REQUIRED TASK
Find every line in the records below that contains the word "years", and copy each such line.

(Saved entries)
━━━━━━━━━━
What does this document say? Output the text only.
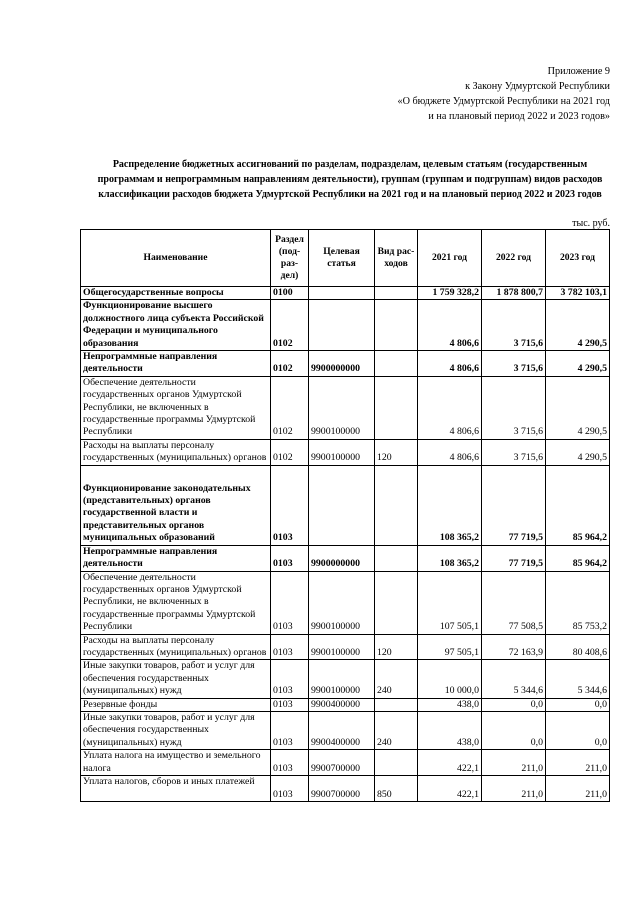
Приложение 9
к Закону Удмуртской Республики
«О бюджете Удмуртской Республики на 2021 год
и на плановый период 2022 и 2023 годов»
Распределение бюджетных ассигнований по разделам, подразделам, целевым статьям (государственным
программам и непрограммным направлениям деятельности), группам (группам и подгруппам) видов расходов
классификации расходов бюджета Удмуртской Республики на 2021 год и на плановый период 2022 и 2023 годов
тыс. руб.
Наименование	Раздел (под-раз-дел)	Целевая статья	Вид рас-ходов	2021 год	2022 год	2023 год
Общегосударственные вопросы	0100			1 759 328,2	1 878 800,7	3 782 103,1
Функционирование высшего должностного лица субъекта Российской Федерации и муниципального образования	0102			4 806,6	3 715,6	4 290,5
Непрограммные направления деятельности	0102	9900000000		4 806,6	3 715,6	4 290,5
Обеспечение деятельности государственных органов Удмуртской Республики, не включенных в государственные программы Удмуртской Республики	0102	9900100000		4 806,6	3 715,6	4 290,5
Расходы на выплаты персоналу государственных (муниципальных) органов	0102	9900100000	120	4 806,6	3 715,6	4 290,5
Функционирование законодательных (представительных) органов государственной власти и представительных органов муниципальных образований	0103			108 365,2	77 719,5	85 964,2
Непрограммные направления деятельности	0103	9900000000		108 365,2	77 719,5	85 964,2
Обеспечение деятельности государственных органов Удмуртской Республики, не включенных в государственные программы Удмуртской Республики	0103	9900100000		107 505,1	77 508,5	85 753,2
Расходы на выплаты персоналу государственных (муниципальных) органов	0103	9900100000	120	97 505,1	72 163,9	80 408,6
Иные закупки товаров, работ и услуг для обеспечения государственных (муниципальных) нужд	0103	9900100000	240	10 000,0	5 344,6	5 344,6
Резервные фонды	0103	9900400000		438,0	0,0	0,0
Иные закупки товаров, работ и услуг для обеспечения государственных (муниципальных) нужд	0103	9900400000	240	438,0	0,0	0,0
Уплата налога на имущество и земельного налога	0103	9900700000		422,1	211,0	211,0
Уплата налогов, сборов и иных платежей	0103	9900700000	850	422,1	211,0	211,0
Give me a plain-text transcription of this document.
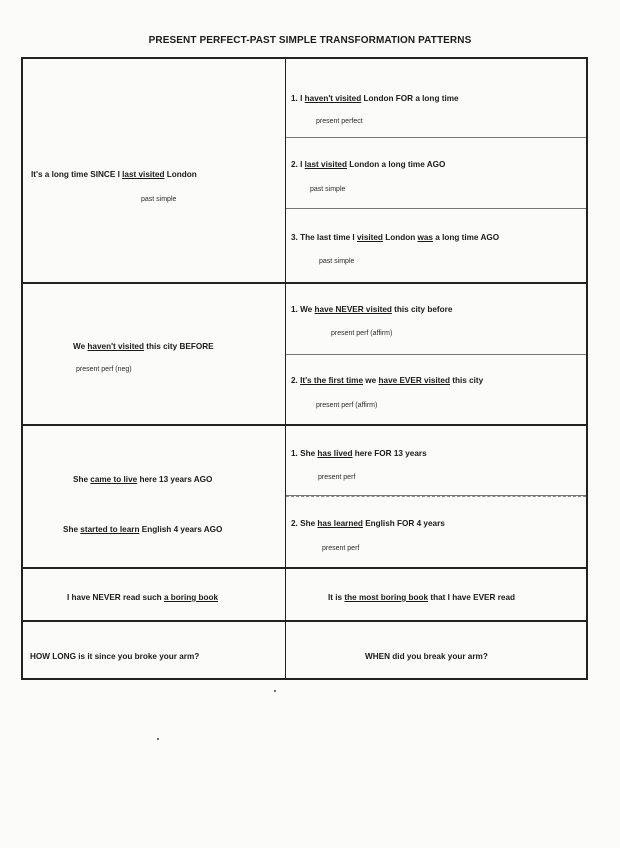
PRESENT PERFECT-PAST SIMPLE TRANSFORMATION PATTERNS
It's a long time SINCE I last visited London
past simple
1. I haven't visited London FOR a long time
present perfect
2. I last visited London a long time AGO
past simple
3. The last time I visited London was a long time AGO
past simple
We haven't visited this city BEFORE
present perf (neg)
1. We have NEVER visited this city before
present perf (affirm)
2. It's the first time we have EVER visited this city
present perf (affirm)
She came to live here 13 years AGO
She started to learn English 4 years AGO
1. She has lived here FOR 13 years
present perf
2. She has learned English FOR 4 years
present perf
I have NEVER read such a boring book	It is the most boring book that I have EVER read
HOW LONG is it since you broke your arm?	WHEN did you break your arm?
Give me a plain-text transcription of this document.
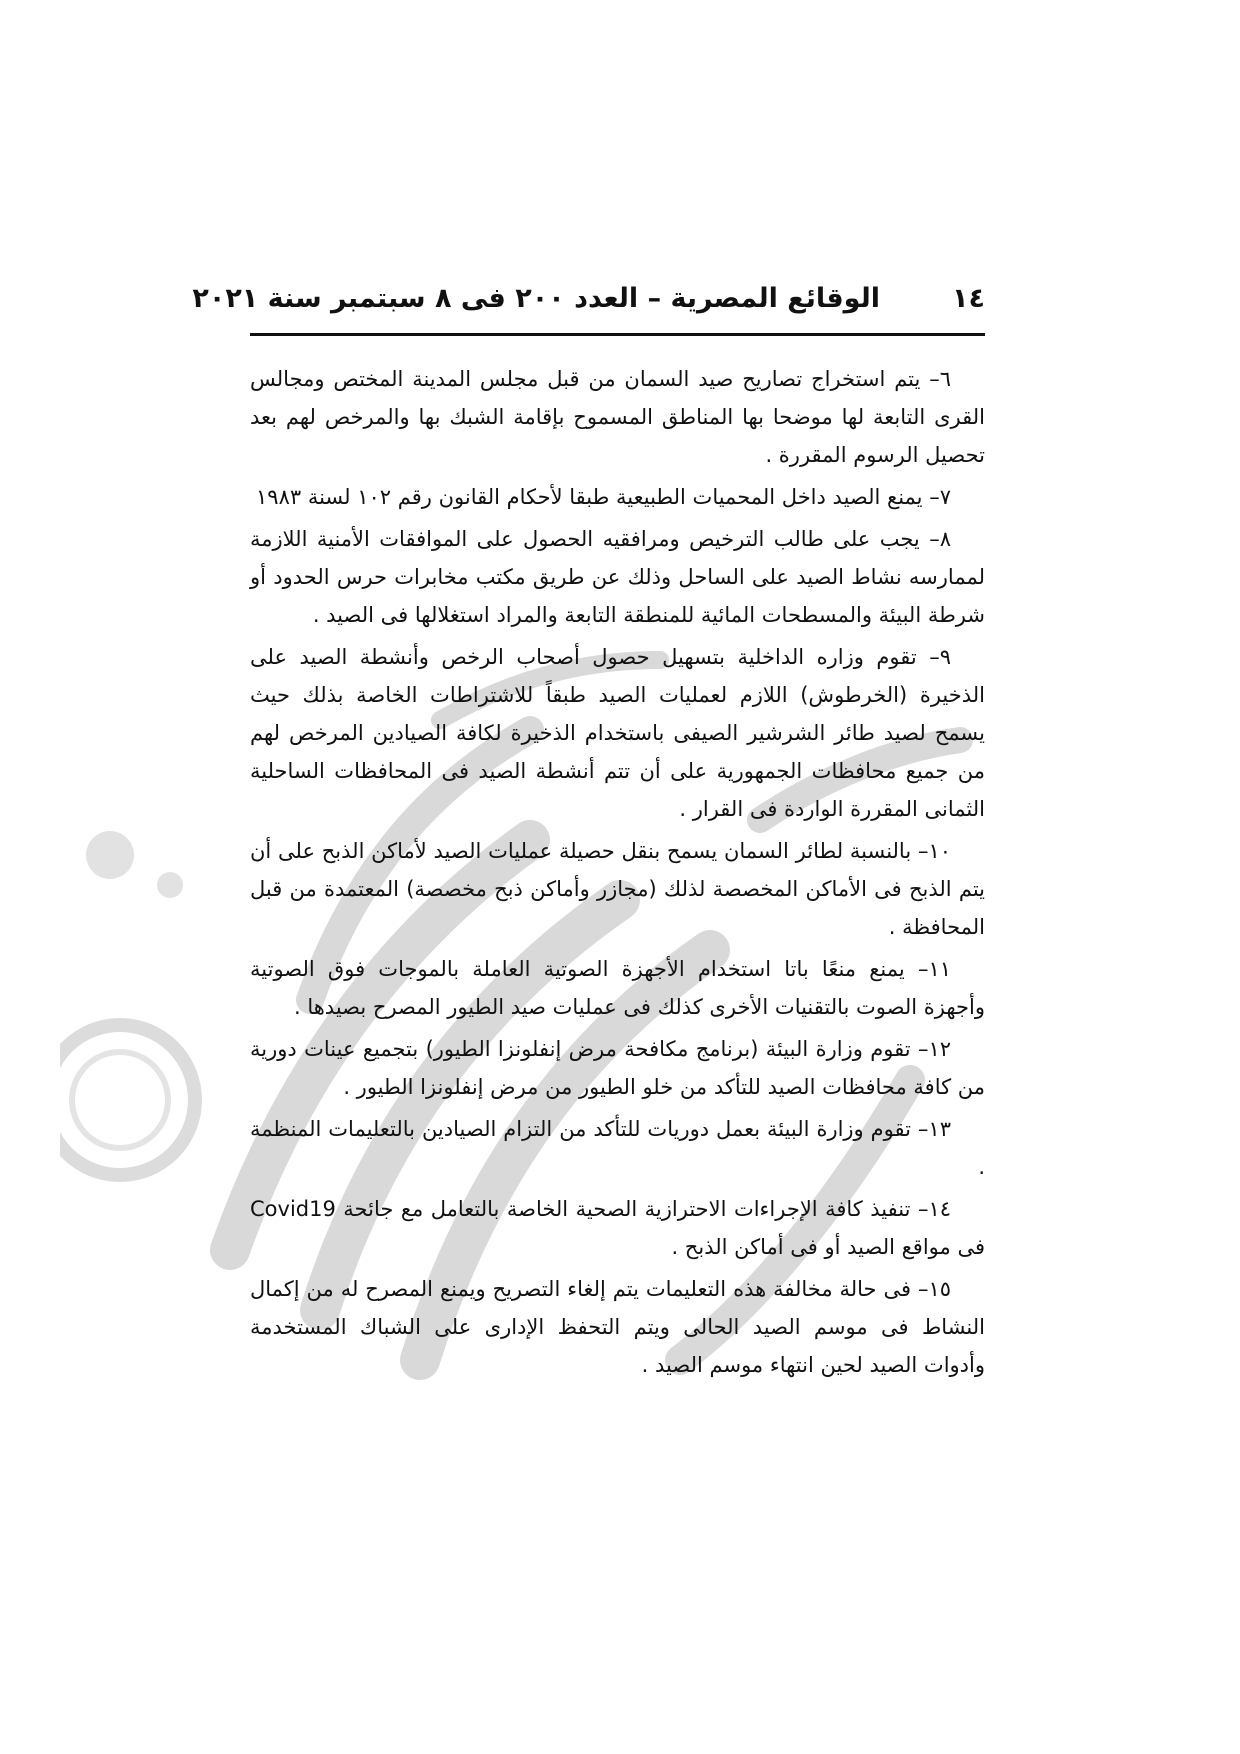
١٤
الوقائع المصرية – العدد ٢٠٠ فى ٨ سبتمبر سنة ٢٠٢١

٦– يتم استخراج تصاريح صيد السمان من قبل مجلس المدينة المختص ومجالس القرى التابعة لها موضحا بها المناطق المسموح بإقامة الشبك بها والمرخص لهم بعد تحصيل الرسوم المقررة .

٧– يمنع الصيد داخل المحميات الطبيعية طبقا لأحكام القانون رقم ١٠٢ لسنة ١٩٨٣

٨– يجب على طالب الترخيص ومرافقيه الحصول على الموافقات الأمنية اللازمة لممارسه نشاط الصيد على الساحل وذلك عن طريق مكتب مخابرات حرس الحدود أو شرطة البيئة والمسطحات المائية للمنطقة التابعة والمراد استغلالها فى الصيد .

٩– تقوم وزاره الداخلية بتسهيل حصول أصحاب الرخص وأنشطة الصيد على الذخيرة (الخرطوش) اللازم لعمليات الصيد طبقاً للاشتراطات الخاصة بذلك حيث يسمح لصيد طائر الشرشير الصيفى باستخدام الذخيرة لكافة الصيادين المرخص لهم من جميع محافظات الجمهورية على أن تتم أنشطة الصيد فى المحافظات الساحلية الثمانى المقررة الواردة فى القرار .

١٠– بالنسبة لطائر السمان يسمح بنقل حصيلة عمليات الصيد لأماكن الذبح على أن يتم الذبح فى الأماكن المخصصة لذلك (مجازر وأماكن ذبح مخصصة) المعتمدة من قبل المحافظة .

١١– يمنع منعًا باتا استخدام الأجهزة الصوتية العاملة بالموجات فوق الصوتية وأجهزة الصوت بالتقنيات الأخرى كذلك فى عمليات صيد الطيور المصرح بصيدها .

١٢– تقوم وزارة البيئة (برنامج مكافحة مرض إنفلونزا الطيور) بتجميع عينات دورية من كافة محافظات الصيد للتأكد من خلو الطيور من مرض إنفلونزا الطيور .

١٣– تقوم وزارة البيئة بعمل دوريات للتأكد من التزام الصيادين بالتعليمات المنظمة .

١٤– تنفيذ كافة الإجراءات الاحترازية الصحية الخاصة بالتعامل مع جائحة Covid19 فى مواقع الصيد أو فى أماكن الذبح .

١٥– فى حالة مخالفة هذه التعليمات يتم إلغاء التصريح ويمنع المصرح له من إكمال النشاط فى موسم الصيد الحالى ويتم التحفظ الإدارى على الشباك المستخدمة وأدوات الصيد لحين انتهاء موسم الصيد .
━━━━━━━━━━
PROBLEM SOLUTION
She came to live here 13 years AGO
She started to learn English 4 years AGO
1. She has lived here FOR 13 years
2. She has learned English FOR 4 years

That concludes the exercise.